## WHAT YOU HAVE TO DO
Copy out the records in full, word for word, without pictures.

***** SUPPLIED DATA

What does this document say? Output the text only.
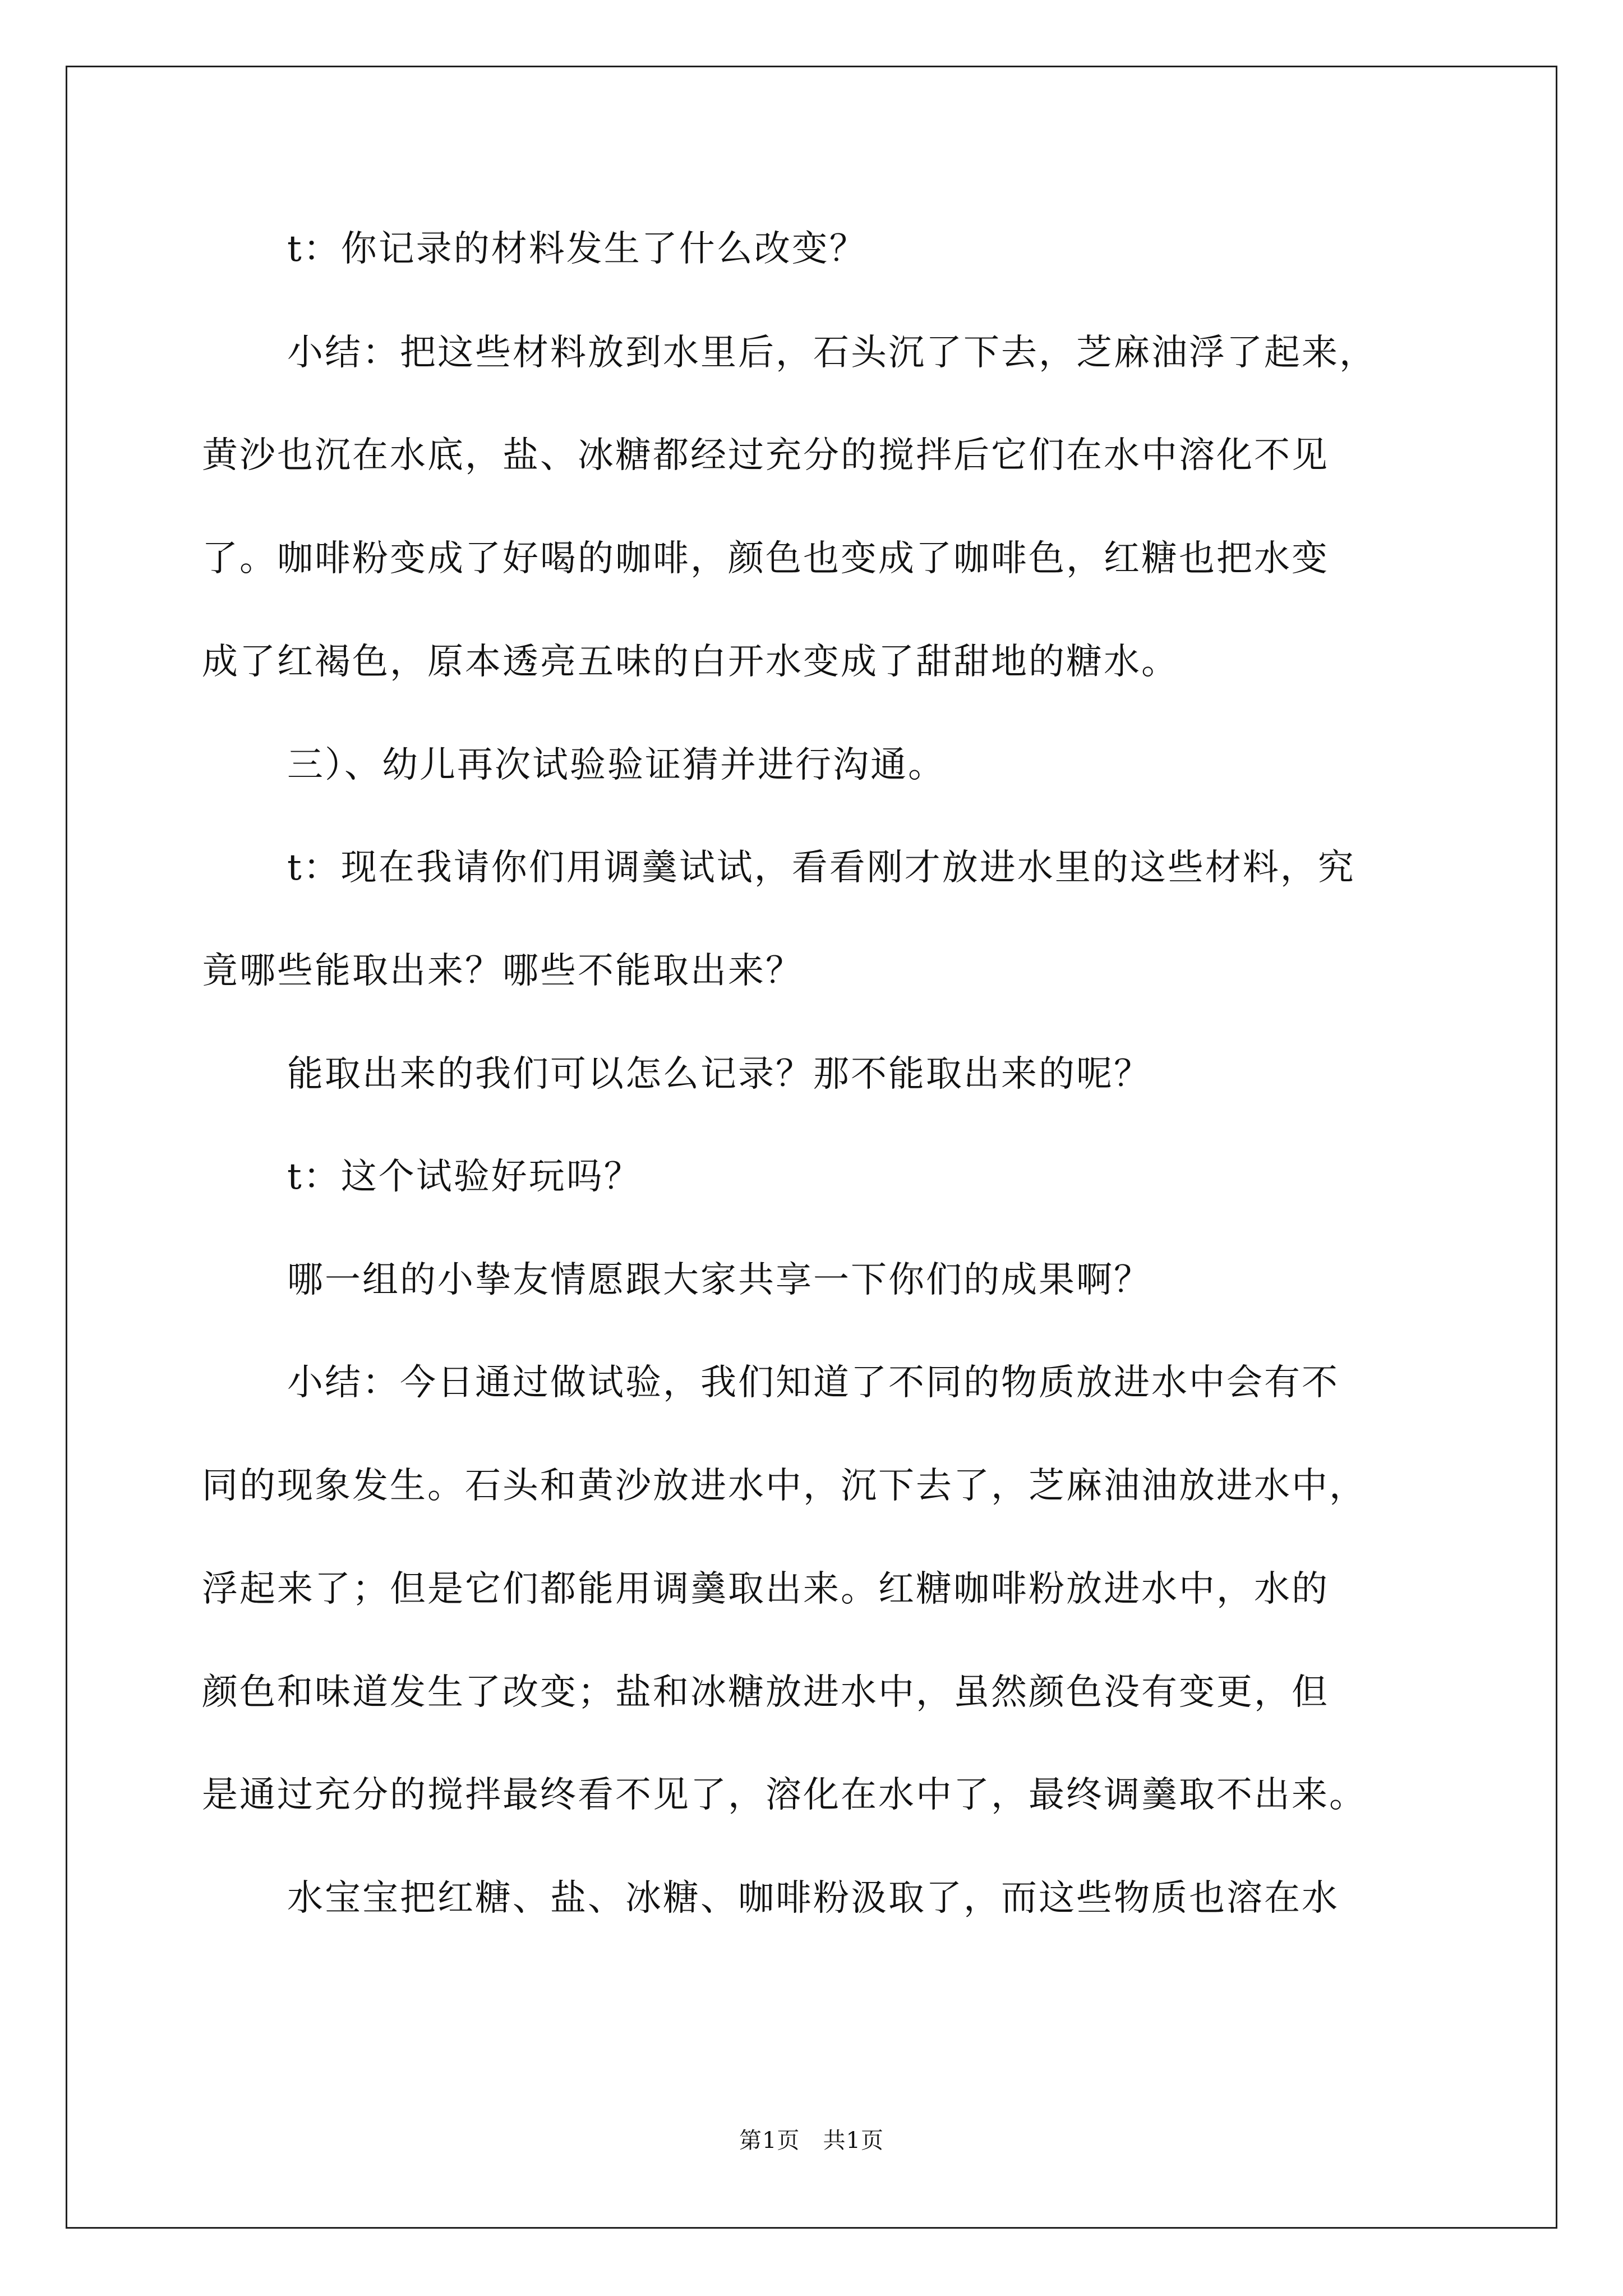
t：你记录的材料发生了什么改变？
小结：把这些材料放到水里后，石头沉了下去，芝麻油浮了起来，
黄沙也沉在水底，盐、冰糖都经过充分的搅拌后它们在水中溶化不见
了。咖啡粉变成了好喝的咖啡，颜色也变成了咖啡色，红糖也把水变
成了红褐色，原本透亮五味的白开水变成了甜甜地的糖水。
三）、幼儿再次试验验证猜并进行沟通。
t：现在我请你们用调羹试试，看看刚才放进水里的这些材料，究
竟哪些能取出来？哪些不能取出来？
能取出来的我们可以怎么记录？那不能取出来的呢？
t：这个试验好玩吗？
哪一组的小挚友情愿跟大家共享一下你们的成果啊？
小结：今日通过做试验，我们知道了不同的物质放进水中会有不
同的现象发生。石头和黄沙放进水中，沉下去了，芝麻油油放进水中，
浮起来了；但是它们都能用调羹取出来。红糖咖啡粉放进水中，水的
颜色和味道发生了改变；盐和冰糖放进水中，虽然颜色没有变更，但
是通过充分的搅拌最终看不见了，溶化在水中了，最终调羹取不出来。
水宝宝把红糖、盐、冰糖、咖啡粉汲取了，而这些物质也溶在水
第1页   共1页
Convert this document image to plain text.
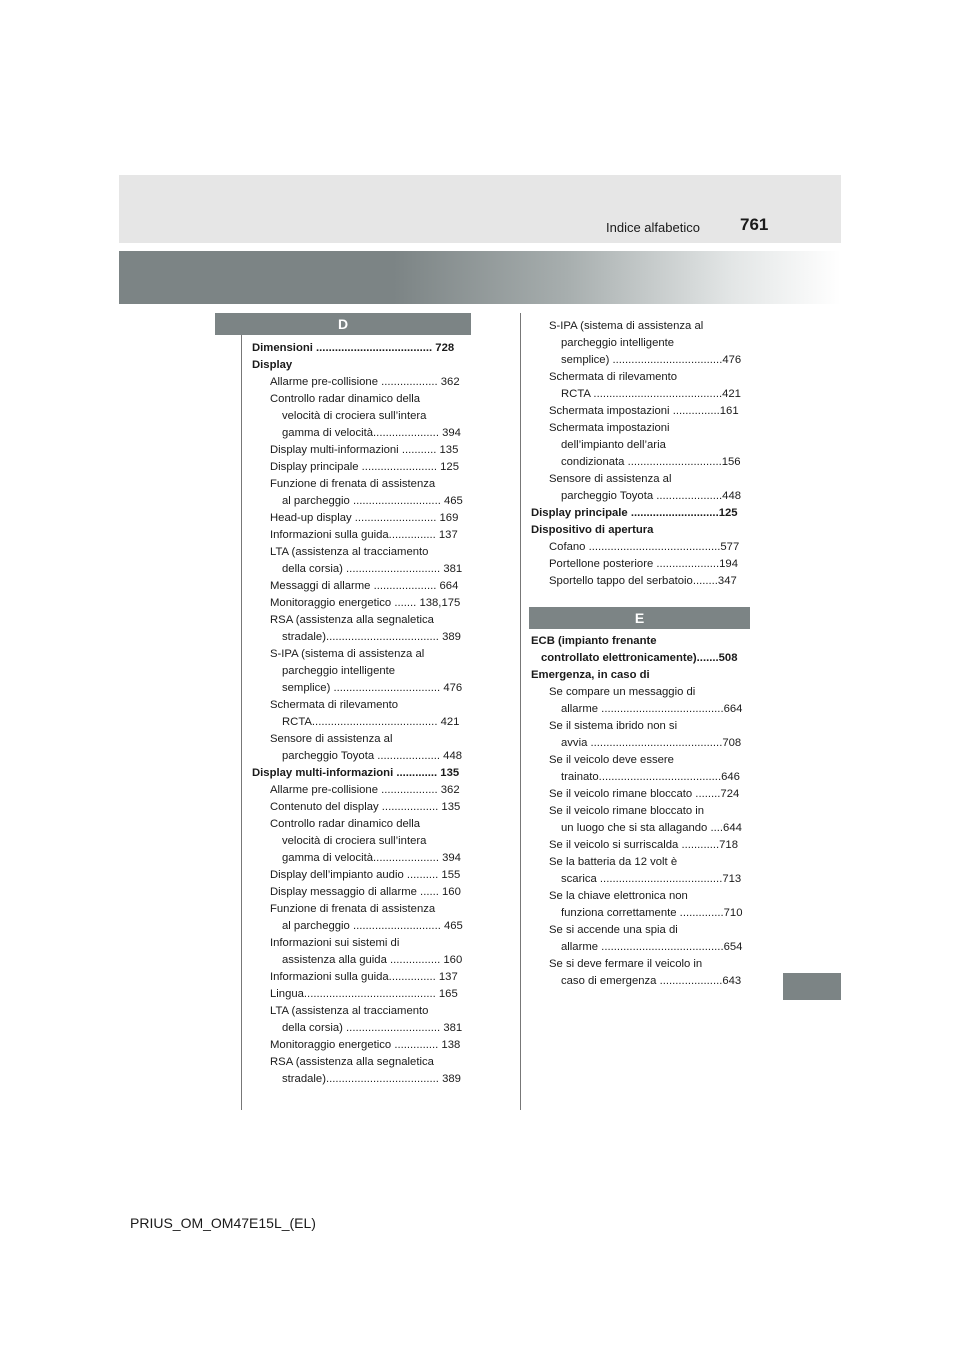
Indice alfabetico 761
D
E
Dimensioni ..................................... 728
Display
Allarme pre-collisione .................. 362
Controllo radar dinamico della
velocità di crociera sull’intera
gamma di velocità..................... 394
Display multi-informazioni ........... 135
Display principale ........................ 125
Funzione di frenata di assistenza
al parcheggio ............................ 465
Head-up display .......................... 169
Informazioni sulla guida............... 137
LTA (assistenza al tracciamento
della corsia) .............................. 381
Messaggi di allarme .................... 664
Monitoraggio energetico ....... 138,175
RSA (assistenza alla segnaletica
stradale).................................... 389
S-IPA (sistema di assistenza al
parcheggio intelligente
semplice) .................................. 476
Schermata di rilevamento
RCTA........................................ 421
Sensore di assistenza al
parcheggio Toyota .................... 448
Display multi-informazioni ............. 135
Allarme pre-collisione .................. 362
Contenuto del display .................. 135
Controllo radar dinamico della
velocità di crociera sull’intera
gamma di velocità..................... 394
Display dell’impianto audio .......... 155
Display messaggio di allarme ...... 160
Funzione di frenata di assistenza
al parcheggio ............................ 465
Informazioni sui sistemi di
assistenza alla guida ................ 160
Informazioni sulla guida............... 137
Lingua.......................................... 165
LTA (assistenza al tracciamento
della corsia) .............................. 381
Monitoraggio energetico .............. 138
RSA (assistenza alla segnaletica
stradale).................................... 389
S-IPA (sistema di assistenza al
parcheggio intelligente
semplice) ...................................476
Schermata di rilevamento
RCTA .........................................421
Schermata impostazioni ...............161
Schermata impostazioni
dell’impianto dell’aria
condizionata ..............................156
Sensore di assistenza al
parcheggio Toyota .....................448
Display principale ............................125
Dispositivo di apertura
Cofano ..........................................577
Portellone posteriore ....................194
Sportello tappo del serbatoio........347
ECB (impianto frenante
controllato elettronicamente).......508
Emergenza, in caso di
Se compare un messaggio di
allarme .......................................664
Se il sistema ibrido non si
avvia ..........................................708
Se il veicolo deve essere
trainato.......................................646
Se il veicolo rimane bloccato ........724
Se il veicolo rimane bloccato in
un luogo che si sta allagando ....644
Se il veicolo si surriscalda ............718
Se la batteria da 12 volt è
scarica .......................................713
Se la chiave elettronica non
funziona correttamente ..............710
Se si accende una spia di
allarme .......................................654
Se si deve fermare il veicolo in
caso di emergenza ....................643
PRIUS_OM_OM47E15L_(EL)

**********

## FINAL RESULT
What does this document say? Output the text only.
t：你记录的材料发生了什么改变？
小结：把这些材料放到水里后，石头沉了下去，芝麻油浮了起来，
黄沙也沉在水底，盐、冰糖都经过充分的搅拌后它们在水中溶化不见
了。咖啡粉变成了好喝的咖啡，颜色也变成了咖啡色，红糖也把水变
成了红褐色，原本透亮五味的白开水变成了甜甜地的糖水。
三）、幼儿再次试验验证猜并进行沟通。
t：现在我请你们用调羹试试，看看刚才放进水里的这些材料，究
竟哪些能取出来？哪些不能取出来？
能取出来的我们可以怎么记录？那不能取出来的呢？
t：这个试验好玩吗？
哪一组的小挚友情愿跟大家共享一下你们的成果啊？
小结：今日通过做试验，我们知道了不同的物质放进水中会有不
同的现象发生。石头和黄沙放进水中，沉下去了，芝麻油油放进水中，
浮起来了；但是它们都能用调羹取出来。红糖咖啡粉放进水中，水的
颜色和味道发生了改变；盐和冰糖放进水中，虽然颜色没有变更，但
是通过充分的搅拌最终看不见了，溶化在水中了，最终调羹取不出来。
水宝宝把红糖、盐、冰糖、咖啡粉汲取了，而这些物质也溶在水
第1页   共1页
Convert this document image to plain text.
Indice alfabetico 761
D
E
Dimensioni ..................................... 728
Display
Allarme pre-collisione .................. 362
Controllo radar dinamico della
velocità di crociera sull’intera
gamma di velocità..................... 394
Display multi-informazioni ........... 135
Display principale ........................ 125
Funzione di frenata di assistenza
al parcheggio ............................ 465
Head-up display .......................... 169
Informazioni sulla guida............... 137
LTA (assistenza al tracciamento
della corsia) .............................. 381
Messaggi di allarme .................... 664
Monitoraggio energetico ....... 138,175
RSA (assistenza alla segnaletica
stradale).................................... 389
S-IPA (sistema di assistenza al
parcheggio intelligente
semplice) .................................. 476
Schermata di rilevamento
RCTA........................................ 421
Sensore di assistenza al
parcheggio Toyota .................... 448
Display multi-informazioni ............. 135
Allarme pre-collisione .................. 362
Contenuto del display .................. 135
Controllo radar dinamico della
velocità di crociera sull’intera
gamma di velocità..................... 394
Display dell’impianto audio .......... 155
Display messaggio di allarme ...... 160
Funzione di frenata di assistenza
al parcheggio ............................ 465
Informazioni sui sistemi di
assistenza alla guida ................ 160
Informazioni sulla guida............... 137
Lingua.......................................... 165
LTA (assistenza al tracciamento
della corsia) .............................. 381
Monitoraggio energetico .............. 138
RSA (assistenza alla segnaletica
stradale).................................... 389
S-IPA (sistema di assistenza al
parcheggio intelligente
semplice) ...................................476
Schermata di rilevamento
RCTA .........................................421
Schermata impostazioni ...............161
Schermata impostazioni
dell’impianto dell’aria
condizionata ..............................156
Sensore di assistenza al
parcheggio Toyota .....................448
Display principale ............................125
Dispositivo di apertura
Cofano ..........................................577
Portellone posteriore ....................194
Sportello tappo del serbatoio........347
ECB (impianto frenante
controllato elettronicamente).......508
Emergenza, in caso di
Se compare un messaggio di
allarme .......................................664
Se il sistema ibrido non si
avvia ..........................................708
Se il veicolo deve essere
trainato.......................................646
Se il veicolo rimane bloccato ........724
Se il veicolo rimane bloccato in
un luogo che si sta allagando ....644
Se il veicolo si surriscalda ............718
Se la batteria da 12 volt è
scarica .......................................713
Se la chiave elettronica non
funziona correttamente ..............710
Se si accende una spia di
allarme .......................................654
Se si deve fermare il veicolo in
caso di emergenza ....................643
PRIUS_OM_OM47E15L_(EL)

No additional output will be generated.